== WHAT IS ASKED ==
Write out each line of the material again, word for word.

== LISTED RECORDS ==
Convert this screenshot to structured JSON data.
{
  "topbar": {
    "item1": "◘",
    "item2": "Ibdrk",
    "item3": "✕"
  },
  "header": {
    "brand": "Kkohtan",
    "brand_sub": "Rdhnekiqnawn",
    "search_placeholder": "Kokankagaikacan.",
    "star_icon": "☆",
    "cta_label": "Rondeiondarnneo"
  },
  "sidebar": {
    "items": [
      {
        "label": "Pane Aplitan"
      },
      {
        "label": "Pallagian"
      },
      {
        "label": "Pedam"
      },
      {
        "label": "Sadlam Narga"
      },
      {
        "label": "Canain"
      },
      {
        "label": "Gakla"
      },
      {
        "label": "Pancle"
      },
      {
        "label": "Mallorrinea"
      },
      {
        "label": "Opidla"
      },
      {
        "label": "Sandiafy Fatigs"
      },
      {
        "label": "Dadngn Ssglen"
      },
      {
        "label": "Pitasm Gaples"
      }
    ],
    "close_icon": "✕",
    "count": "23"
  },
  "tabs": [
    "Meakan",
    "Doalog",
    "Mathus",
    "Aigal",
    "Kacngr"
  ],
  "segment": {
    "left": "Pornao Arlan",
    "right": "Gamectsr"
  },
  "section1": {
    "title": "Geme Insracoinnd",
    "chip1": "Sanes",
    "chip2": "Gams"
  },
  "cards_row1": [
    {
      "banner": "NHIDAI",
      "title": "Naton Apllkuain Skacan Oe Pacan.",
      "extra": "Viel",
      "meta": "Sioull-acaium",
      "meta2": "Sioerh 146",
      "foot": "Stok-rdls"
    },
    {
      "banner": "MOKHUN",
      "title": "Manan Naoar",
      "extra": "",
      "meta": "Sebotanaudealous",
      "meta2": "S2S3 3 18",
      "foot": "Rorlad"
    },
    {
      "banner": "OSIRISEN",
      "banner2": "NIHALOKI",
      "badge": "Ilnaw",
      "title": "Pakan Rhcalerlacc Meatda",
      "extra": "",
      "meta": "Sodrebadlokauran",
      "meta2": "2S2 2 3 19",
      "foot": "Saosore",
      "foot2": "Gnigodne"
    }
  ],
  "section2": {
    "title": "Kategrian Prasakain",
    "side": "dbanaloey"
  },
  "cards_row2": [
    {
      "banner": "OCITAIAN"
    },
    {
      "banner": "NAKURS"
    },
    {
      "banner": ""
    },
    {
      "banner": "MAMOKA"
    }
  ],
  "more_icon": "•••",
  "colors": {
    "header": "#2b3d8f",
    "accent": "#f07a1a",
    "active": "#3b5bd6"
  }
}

== ANSWER ==
Convert this screenshot to structured JSON data.
{
  "topbar": {
    "item1": "◘",
    "item2": "Ibdrk",
    "item3": "✕"
  },
  "header": {
    "brand": "Kkohtan",
    "brand_sub": "Rdhnekiqnawn",
    "search_placeholder": "Kokankagaikacan.",
    "star_icon": "☆",
    "cta_label": "Rondeiondarnneo"
  },
  "sidebar": {
    "items": [
      {
        "label": "Pane Aplitan"
      },
      {
        "label": "Pallagian"
      },
      {
        "label": "Pedam"
      },
      {
        "label": "Sadlam Narga"
      },
      {
        "label": "Canain"
      },
      {
        "label": "Gakla"
      },
      {
        "label": "Pancle"
      },
      {
        "label": "Mallorrinea"
      },
      {
        "label": "Opidla"
      },
      {
        "label": "Sandiafy Fatigs"
      },
      {
        "label": "Dadngn Ssglen"
      },
      {
        "label": "Pitasm Gaples"
      }
    ],
    "close_icon": "✕",
    "count": "23"
  },
  "tabs": [
    "Meakan",
    "Doalog",
    "Mathus",
    "Aigal",
    "Kacngr"
  ],
  "segment": {
    "left": "Pornao Arlan",
    "right": "Gamectsr"
  },
  "section1": {
    "title": "Geme Insracoinnd",
    "chip1": "Sanes",
    "chip2": "Gams"
  },
  "cards_row1": [
    {
      "banner": "NHIDAI",
      "title": "Naton Apllkuain Skacan Oe Pacan.",
      "extra": "Viel",
      "meta": "Sioull-acaium",
      "meta2": "Sioerh 146",
      "foot": "Stok-rdls"
    },
    {
      "banner": "MOKHUN",
      "title": "Manan Naoar",
      "extra": "",
      "meta": "Sebotanaudealous",
      "meta2": "S2S3 3 18",
      "foot": "Rorlad"
    },
    {
      "banner": "OSIRISEN",
      "banner2": "NIHALOKI",
      "badge": "Ilnaw",
      "title": "Pakan Rhcalerlacc Meatda",
      "extra": "",
      "meta": "Sodrebadlokauran",
      "meta2": "2S2 2 3 19",
      "foot": "Saosore",
      "foot2": "Gnigodne"
    }
  ],
  "section2": {
    "title": "Kategrian Prasakain",
    "side": "dbanaloey"
  },
  "cards_row2": [
    {
      "banner": "OCITAIAN"
    },
    {
      "banner": "NAKURS"
    },
    {
      "banner": ""
    },
    {
      "banner": "MAMOKA"
    }
  ],
  "more_icon": "•••",
  "colors": {
    "header": "#2b3d8f",
    "accent": "#f07a1a",
    "active": "#3b5bd6"
  }
}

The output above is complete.